> **Aim**:
Transcribe the records below in full; pictures stay out of the copy.

> **Data to process**:

○ ○ ○

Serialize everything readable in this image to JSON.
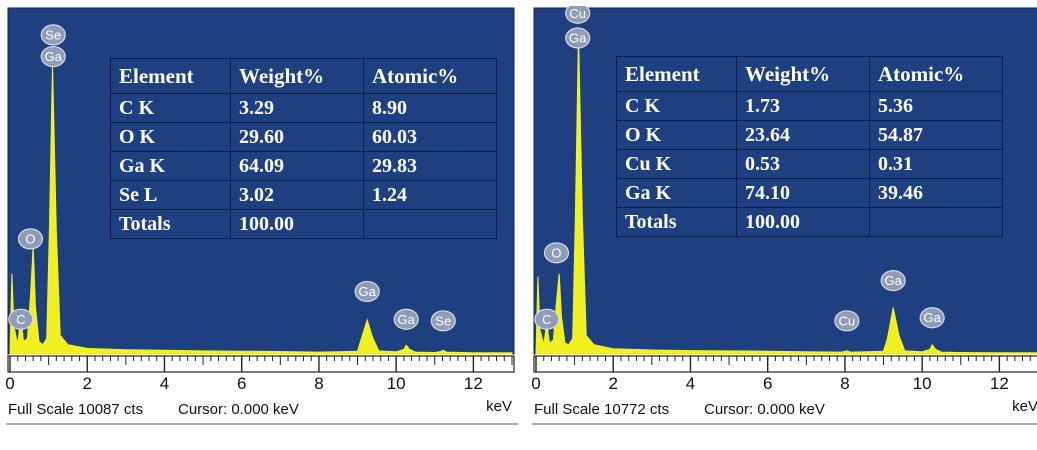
{
  "chart_data": [
    {
      "type": "area",
      "title": "",
      "xlabel": "keV",
      "ylabel": "",
      "xlim": [
        0,
        13
      ],
      "x_ticks": [
        "0",
        "2",
        "4",
        "6",
        "8",
        "10",
        "12"
      ],
      "unit_label": "keV",
      "full_scale_text": "Full Scale 10087 cts",
      "cursor_text": "Cursor: 0.000 keV",
      "spectrum": [
        [
          0.0,
          0
        ],
        [
          0.05,
          2600
        ],
        [
          0.1,
          900
        ],
        [
          0.2,
          300
        ],
        [
          0.28,
          1200
        ],
        [
          0.35,
          400
        ],
        [
          0.45,
          500
        ],
        [
          0.53,
          1900
        ],
        [
          0.6,
          3500
        ],
        [
          0.66,
          1500
        ],
        [
          0.75,
          400
        ],
        [
          0.85,
          300
        ],
        [
          0.95,
          500
        ],
        [
          1.02,
          4000
        ],
        [
          1.1,
          9400
        ],
        [
          1.2,
          4000
        ],
        [
          1.3,
          600
        ],
        [
          1.5,
          300
        ],
        [
          2,
          180
        ],
        [
          3,
          140
        ],
        [
          4,
          120
        ],
        [
          5,
          100
        ],
        [
          6,
          90
        ],
        [
          7,
          80
        ],
        [
          8,
          60
        ],
        [
          9,
          90
        ],
        [
          9.1,
          500
        ],
        [
          9.25,
          1100
        ],
        [
          9.4,
          500
        ],
        [
          9.55,
          100
        ],
        [
          10,
          70
        ],
        [
          10.2,
          150
        ],
        [
          10.26,
          280
        ],
        [
          10.35,
          150
        ],
        [
          10.5,
          60
        ],
        [
          11,
          50
        ],
        [
          11.15,
          80
        ],
        [
          11.22,
          120
        ],
        [
          11.3,
          60
        ],
        [
          12,
          40
        ],
        [
          13,
          40
        ]
      ],
      "peaks": [
        {
          "label": "Se",
          "x": 1.12,
          "y": 10000
        },
        {
          "label": "Ga",
          "x": 1.12,
          "y": 9300
        },
        {
          "label": "O",
          "x": 0.53,
          "y": 3400
        },
        {
          "label": "C",
          "x": 0.28,
          "y": 800
        },
        {
          "label": "Ga",
          "x": 9.25,
          "y": 1700
        },
        {
          "label": "Ga",
          "x": 10.26,
          "y": 800
        },
        {
          "label": "Se",
          "x": 11.22,
          "y": 750
        }
      ],
      "table": {
        "headers": [
          "Element",
          "Weight%",
          "Atomic%"
        ],
        "rows": [
          [
            "C K",
            "3.29",
            "8.90"
          ],
          [
            "O K",
            "29.60",
            "60.03"
          ],
          [
            "Ga K",
            "64.09",
            "29.83"
          ],
          [
            "Se L",
            "3.02",
            "1.24"
          ],
          [
            "Totals",
            "100.00",
            ""
          ]
        ]
      }
    },
    {
      "type": "area",
      "title": "",
      "xlabel": "keV",
      "ylabel": "",
      "xlim": [
        0,
        13
      ],
      "x_ticks": [
        "0",
        "2",
        "4",
        "6",
        "8",
        "10",
        "12"
      ],
      "unit_label": "keV",
      "full_scale_text": "Full Scale 10772 cts",
      "cursor_text": "Cursor: 0.000 keV",
      "spectrum": [
        [
          0.0,
          0
        ],
        [
          0.05,
          2500
        ],
        [
          0.1,
          800
        ],
        [
          0.2,
          300
        ],
        [
          0.28,
          1000
        ],
        [
          0.35,
          350
        ],
        [
          0.45,
          450
        ],
        [
          0.53,
          1700
        ],
        [
          0.6,
          2600
        ],
        [
          0.66,
          1200
        ],
        [
          0.75,
          350
        ],
        [
          0.85,
          300
        ],
        [
          0.95,
          500
        ],
        [
          1.02,
          4500
        ],
        [
          1.1,
          10400
        ],
        [
          1.2,
          4500
        ],
        [
          1.3,
          600
        ],
        [
          1.5,
          300
        ],
        [
          2,
          170
        ],
        [
          3,
          130
        ],
        [
          4,
          110
        ],
        [
          5,
          100
        ],
        [
          6,
          90
        ],
        [
          7,
          70
        ],
        [
          7.9,
          60
        ],
        [
          8.05,
          100
        ],
        [
          8.15,
          60
        ],
        [
          9,
          90
        ],
        [
          9.1,
          500
        ],
        [
          9.25,
          1500
        ],
        [
          9.4,
          600
        ],
        [
          9.55,
          100
        ],
        [
          10,
          70
        ],
        [
          10.2,
          150
        ],
        [
          10.26,
          300
        ],
        [
          10.35,
          150
        ],
        [
          10.5,
          60
        ],
        [
          11,
          50
        ],
        [
          12,
          40
        ],
        [
          13,
          40
        ]
      ],
      "peaks": [
        {
          "label": "Cu",
          "x": 1.08,
          "y": 10700
        },
        {
          "label": "Ga",
          "x": 1.08,
          "y": 9900
        },
        {
          "label": "O",
          "x": 0.53,
          "y": 2950
        },
        {
          "label": "C",
          "x": 0.28,
          "y": 800
        },
        {
          "label": "Cu",
          "x": 8.05,
          "y": 750
        },
        {
          "label": "Ga",
          "x": 9.25,
          "y": 2050
        },
        {
          "label": "Ga",
          "x": 10.26,
          "y": 850
        }
      ],
      "table": {
        "headers": [
          "Element",
          "Weight%",
          "Atomic%"
        ],
        "rows": [
          [
            "C K",
            "1.73",
            "5.36"
          ],
          [
            "O K",
            "23.64",
            "54.87"
          ],
          [
            "Cu K",
            "0.53",
            "0.31"
          ],
          [
            "Ga K",
            "74.10",
            "39.46"
          ],
          [
            "Totals",
            "100.00",
            ""
          ]
        ]
      }
    }
  ]
}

○ ○ ○

> **Correct answer**:
Serialize everything readable in this image to JSON.
{
  "chart_data": [
    {
      "type": "area",
      "title": "",
      "xlabel": "keV",
      "ylabel": "",
      "xlim": [
        0,
        13
      ],
      "x_ticks": [
        "0",
        "2",
        "4",
        "6",
        "8",
        "10",
        "12"
      ],
      "unit_label": "keV",
      "full_scale_text": "Full Scale 10087 cts",
      "cursor_text": "Cursor: 0.000 keV",
      "spectrum": [
        [
          0.0,
          0
        ],
        [
          0.05,
          2600
        ],
        [
          0.1,
          900
        ],
        [
          0.2,
          300
        ],
        [
          0.28,
          1200
        ],
        [
          0.35,
          400
        ],
        [
          0.45,
          500
        ],
        [
          0.53,
          1900
        ],
        [
          0.6,
          3500
        ],
        [
          0.66,
          1500
        ],
        [
          0.75,
          400
        ],
        [
          0.85,
          300
        ],
        [
          0.95,
          500
        ],
        [
          1.02,
          4000
        ],
        [
          1.1,
          9400
        ],
        [
          1.2,
          4000
        ],
        [
          1.3,
          600
        ],
        [
          1.5,
          300
        ],
        [
          2,
          180
        ],
        [
          3,
          140
        ],
        [
          4,
          120
        ],
        [
          5,
          100
        ],
        [
          6,
          90
        ],
        [
          7,
          80
        ],
        [
          8,
          60
        ],
        [
          9,
          90
        ],
        [
          9.1,
          500
        ],
        [
          9.25,
          1100
        ],
        [
          9.4,
          500
        ],
        [
          9.55,
          100
        ],
        [
          10,
          70
        ],
        [
          10.2,
          150
        ],
        [
          10.26,
          280
        ],
        [
          10.35,
          150
        ],
        [
          10.5,
          60
        ],
        [
          11,
          50
        ],
        [
          11.15,
          80
        ],
        [
          11.22,
          120
        ],
        [
          11.3,
          60
        ],
        [
          12,
          40
        ],
        [
          13,
          40
        ]
      ],
      "peaks": [
        {
          "label": "Se",
          "x": 1.12,
          "y": 10000
        },
        {
          "label": "Ga",
          "x": 1.12,
          "y": 9300
        },
        {
          "label": "O",
          "x": 0.53,
          "y": 3400
        },
        {
          "label": "C",
          "x": 0.28,
          "y": 800
        },
        {
          "label": "Ga",
          "x": 9.25,
          "y": 1700
        },
        {
          "label": "Ga",
          "x": 10.26,
          "y": 800
        },
        {
          "label": "Se",
          "x": 11.22,
          "y": 750
        }
      ],
      "table": {
        "headers": [
          "Element",
          "Weight%",
          "Atomic%"
        ],
        "rows": [
          [
            "C K",
            "3.29",
            "8.90"
          ],
          [
            "O K",
            "29.60",
            "60.03"
          ],
          [
            "Ga K",
            "64.09",
            "29.83"
          ],
          [
            "Se L",
            "3.02",
            "1.24"
          ],
          [
            "Totals",
            "100.00",
            ""
          ]
        ]
      }
    },
    {
      "type": "area",
      "title": "",
      "xlabel": "keV",
      "ylabel": "",
      "xlim": [
        0,
        13
      ],
      "x_ticks": [
        "0",
        "2",
        "4",
        "6",
        "8",
        "10",
        "12"
      ],
      "unit_label": "keV",
      "full_scale_text": "Full Scale 10772 cts",
      "cursor_text": "Cursor: 0.000 keV",
      "spectrum": [
        [
          0.0,
          0
        ],
        [
          0.05,
          2500
        ],
        [
          0.1,
          800
        ],
        [
          0.2,
          300
        ],
        [
          0.28,
          1000
        ],
        [
          0.35,
          350
        ],
        [
          0.45,
          450
        ],
        [
          0.53,
          1700
        ],
        [
          0.6,
          2600
        ],
        [
          0.66,
          1200
        ],
        [
          0.75,
          350
        ],
        [
          0.85,
          300
        ],
        [
          0.95,
          500
        ],
        [
          1.02,
          4500
        ],
        [
          1.1,
          10400
        ],
        [
          1.2,
          4500
        ],
        [
          1.3,
          600
        ],
        [
          1.5,
          300
        ],
        [
          2,
          170
        ],
        [
          3,
          130
        ],
        [
          4,
          110
        ],
        [
          5,
          100
        ],
        [
          6,
          90
        ],
        [
          7,
          70
        ],
        [
          7.9,
          60
        ],
        [
          8.05,
          100
        ],
        [
          8.15,
          60
        ],
        [
          9,
          90
        ],
        [
          9.1,
          500
        ],
        [
          9.25,
          1500
        ],
        [
          9.4,
          600
        ],
        [
          9.55,
          100
        ],
        [
          10,
          70
        ],
        [
          10.2,
          150
        ],
        [
          10.26,
          300
        ],
        [
          10.35,
          150
        ],
        [
          10.5,
          60
        ],
        [
          11,
          50
        ],
        [
          12,
          40
        ],
        [
          13,
          40
        ]
      ],
      "peaks": [
        {
          "label": "Cu",
          "x": 1.08,
          "y": 10700
        },
        {
          "label": "Ga",
          "x": 1.08,
          "y": 9900
        },
        {
          "label": "O",
          "x": 0.53,
          "y": 2950
        },
        {
          "label": "C",
          "x": 0.28,
          "y": 800
        },
        {
          "label": "Cu",
          "x": 8.05,
          "y": 750
        },
        {
          "label": "Ga",
          "x": 9.25,
          "y": 2050
        },
        {
          "label": "Ga",
          "x": 10.26,
          "y": 850
        }
      ],
      "table": {
        "headers": [
          "Element",
          "Weight%",
          "Atomic%"
        ],
        "rows": [
          [
            "C K",
            "1.73",
            "5.36"
          ],
          [
            "O K",
            "23.64",
            "54.87"
          ],
          [
            "Cu K",
            "0.53",
            "0.31"
          ],
          [
            "Ga K",
            "74.10",
            "39.46"
          ],
          [
            "Totals",
            "100.00",
            ""
          ]
        ]
      }
    }
  ]
}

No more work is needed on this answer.